### [Dataset records]
━━━━━━━━━━━━━━━━
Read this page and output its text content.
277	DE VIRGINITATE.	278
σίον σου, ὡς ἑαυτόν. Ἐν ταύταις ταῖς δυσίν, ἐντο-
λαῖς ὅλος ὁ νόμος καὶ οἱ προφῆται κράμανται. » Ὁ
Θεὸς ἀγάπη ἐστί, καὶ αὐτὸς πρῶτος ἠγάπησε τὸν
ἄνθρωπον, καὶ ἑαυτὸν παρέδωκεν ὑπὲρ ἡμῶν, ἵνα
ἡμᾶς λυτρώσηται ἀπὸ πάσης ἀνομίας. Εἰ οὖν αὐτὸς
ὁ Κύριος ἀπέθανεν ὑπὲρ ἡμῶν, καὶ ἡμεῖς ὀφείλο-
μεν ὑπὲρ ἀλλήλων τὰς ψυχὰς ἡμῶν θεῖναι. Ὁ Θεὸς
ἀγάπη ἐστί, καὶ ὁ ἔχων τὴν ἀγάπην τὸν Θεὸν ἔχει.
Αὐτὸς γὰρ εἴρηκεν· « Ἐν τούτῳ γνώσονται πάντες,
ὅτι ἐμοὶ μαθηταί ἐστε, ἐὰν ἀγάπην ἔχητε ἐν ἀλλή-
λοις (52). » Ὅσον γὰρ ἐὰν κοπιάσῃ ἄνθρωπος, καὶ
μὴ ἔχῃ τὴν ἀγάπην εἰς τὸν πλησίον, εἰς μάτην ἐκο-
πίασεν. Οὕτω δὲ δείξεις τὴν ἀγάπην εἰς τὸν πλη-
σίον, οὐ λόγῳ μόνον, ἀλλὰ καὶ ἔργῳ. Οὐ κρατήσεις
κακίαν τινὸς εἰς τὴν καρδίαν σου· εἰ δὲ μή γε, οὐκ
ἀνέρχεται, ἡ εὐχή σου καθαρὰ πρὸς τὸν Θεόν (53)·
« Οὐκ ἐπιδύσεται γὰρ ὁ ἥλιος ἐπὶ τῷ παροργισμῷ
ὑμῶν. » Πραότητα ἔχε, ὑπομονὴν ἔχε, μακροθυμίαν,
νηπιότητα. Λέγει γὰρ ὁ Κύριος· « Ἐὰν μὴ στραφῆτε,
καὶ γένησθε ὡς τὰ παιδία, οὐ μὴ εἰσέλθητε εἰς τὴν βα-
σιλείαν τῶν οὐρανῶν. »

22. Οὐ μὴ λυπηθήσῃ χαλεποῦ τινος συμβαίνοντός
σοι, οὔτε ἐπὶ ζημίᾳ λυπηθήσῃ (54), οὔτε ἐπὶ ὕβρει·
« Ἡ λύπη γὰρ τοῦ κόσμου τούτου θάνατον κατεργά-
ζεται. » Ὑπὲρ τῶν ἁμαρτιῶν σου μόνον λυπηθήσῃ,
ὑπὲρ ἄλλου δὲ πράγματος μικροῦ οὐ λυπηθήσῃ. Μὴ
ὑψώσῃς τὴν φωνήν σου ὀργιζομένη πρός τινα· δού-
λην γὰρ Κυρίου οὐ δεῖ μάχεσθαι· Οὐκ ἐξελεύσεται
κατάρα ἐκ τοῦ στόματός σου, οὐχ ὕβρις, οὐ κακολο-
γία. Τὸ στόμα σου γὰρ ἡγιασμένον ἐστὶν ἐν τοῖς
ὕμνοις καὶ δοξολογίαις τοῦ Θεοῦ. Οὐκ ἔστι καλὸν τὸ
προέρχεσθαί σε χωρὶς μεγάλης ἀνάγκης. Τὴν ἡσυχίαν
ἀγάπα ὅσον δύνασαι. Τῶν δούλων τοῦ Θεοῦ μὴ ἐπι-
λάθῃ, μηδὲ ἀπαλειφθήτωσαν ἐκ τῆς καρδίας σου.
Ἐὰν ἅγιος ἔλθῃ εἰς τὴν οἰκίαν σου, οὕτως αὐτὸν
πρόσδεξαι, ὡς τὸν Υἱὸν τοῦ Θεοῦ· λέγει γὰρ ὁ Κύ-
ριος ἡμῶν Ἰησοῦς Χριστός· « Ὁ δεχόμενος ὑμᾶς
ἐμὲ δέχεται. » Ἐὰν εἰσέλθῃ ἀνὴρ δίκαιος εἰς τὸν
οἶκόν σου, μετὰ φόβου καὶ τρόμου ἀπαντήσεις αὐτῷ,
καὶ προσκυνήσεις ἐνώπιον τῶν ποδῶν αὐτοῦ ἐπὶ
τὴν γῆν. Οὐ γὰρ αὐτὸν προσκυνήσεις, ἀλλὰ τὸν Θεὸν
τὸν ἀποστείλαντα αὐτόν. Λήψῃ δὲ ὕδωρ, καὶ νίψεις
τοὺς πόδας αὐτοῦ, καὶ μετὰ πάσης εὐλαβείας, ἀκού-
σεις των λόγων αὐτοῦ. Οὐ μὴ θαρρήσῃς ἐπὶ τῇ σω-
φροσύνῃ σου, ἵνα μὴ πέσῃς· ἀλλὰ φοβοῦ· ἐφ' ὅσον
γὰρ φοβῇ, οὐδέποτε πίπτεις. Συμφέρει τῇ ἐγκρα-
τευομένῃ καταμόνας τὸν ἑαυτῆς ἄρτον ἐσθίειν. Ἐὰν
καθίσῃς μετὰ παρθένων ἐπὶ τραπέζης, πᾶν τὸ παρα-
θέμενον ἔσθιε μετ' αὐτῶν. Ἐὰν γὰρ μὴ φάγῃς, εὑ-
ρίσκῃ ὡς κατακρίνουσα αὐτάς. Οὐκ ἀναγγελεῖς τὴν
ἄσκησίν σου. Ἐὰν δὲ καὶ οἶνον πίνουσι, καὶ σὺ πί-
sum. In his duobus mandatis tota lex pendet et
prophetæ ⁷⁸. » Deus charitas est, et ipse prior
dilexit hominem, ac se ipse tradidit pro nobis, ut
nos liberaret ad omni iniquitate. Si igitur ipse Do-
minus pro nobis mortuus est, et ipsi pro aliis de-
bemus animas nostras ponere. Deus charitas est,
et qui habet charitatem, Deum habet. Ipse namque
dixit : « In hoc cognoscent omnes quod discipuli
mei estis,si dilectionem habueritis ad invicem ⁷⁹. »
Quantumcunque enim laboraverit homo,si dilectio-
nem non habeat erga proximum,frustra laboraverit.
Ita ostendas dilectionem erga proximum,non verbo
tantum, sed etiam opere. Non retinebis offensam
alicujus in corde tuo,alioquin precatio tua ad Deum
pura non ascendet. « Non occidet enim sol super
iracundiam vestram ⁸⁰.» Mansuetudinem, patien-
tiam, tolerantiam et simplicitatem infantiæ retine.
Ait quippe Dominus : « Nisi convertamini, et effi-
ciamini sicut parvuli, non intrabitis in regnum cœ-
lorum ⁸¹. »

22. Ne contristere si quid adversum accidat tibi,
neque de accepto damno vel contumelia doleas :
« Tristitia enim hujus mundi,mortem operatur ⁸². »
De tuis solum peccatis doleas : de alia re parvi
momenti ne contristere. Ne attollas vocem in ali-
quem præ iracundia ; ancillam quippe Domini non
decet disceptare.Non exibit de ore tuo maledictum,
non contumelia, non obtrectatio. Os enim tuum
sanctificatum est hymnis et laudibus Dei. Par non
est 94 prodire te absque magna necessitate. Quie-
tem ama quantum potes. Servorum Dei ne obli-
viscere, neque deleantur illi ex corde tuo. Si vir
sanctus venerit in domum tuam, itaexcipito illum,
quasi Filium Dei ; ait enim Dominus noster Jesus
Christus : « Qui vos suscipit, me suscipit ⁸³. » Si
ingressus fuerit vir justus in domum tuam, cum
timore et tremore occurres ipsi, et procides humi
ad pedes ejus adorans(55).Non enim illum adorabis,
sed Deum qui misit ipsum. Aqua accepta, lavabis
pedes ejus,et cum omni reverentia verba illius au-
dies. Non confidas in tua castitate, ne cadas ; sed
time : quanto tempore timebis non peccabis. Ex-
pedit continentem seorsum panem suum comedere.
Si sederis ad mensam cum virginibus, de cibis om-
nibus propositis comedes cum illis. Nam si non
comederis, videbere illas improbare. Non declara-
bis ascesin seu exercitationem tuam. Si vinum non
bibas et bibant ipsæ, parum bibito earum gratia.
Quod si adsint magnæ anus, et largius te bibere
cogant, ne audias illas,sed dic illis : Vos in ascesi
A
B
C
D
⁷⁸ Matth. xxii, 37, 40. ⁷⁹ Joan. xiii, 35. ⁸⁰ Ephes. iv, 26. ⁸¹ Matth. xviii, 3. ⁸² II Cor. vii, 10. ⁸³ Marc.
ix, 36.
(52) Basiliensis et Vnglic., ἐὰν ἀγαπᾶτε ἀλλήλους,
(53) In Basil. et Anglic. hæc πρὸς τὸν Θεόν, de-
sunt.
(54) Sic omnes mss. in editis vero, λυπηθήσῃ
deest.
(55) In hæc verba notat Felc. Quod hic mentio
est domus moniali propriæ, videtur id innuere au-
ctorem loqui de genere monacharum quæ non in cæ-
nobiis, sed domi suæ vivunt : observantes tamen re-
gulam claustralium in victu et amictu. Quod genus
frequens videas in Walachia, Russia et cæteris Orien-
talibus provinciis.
━━━━━━━━━━━━━━━━
### [Your instructions]
Search the entries for the string "Κύριος" and collect each line that has it.

### [In response]
ὁ Κύριος ἀπέθανεν ὑπὲρ ἡμῶν, καὶ ἡμεῖς ὀφείλο-
νηπιότητα. Λέγει γὰρ ὁ Κύριος· « Ἐὰν μὴ στραφῆτε,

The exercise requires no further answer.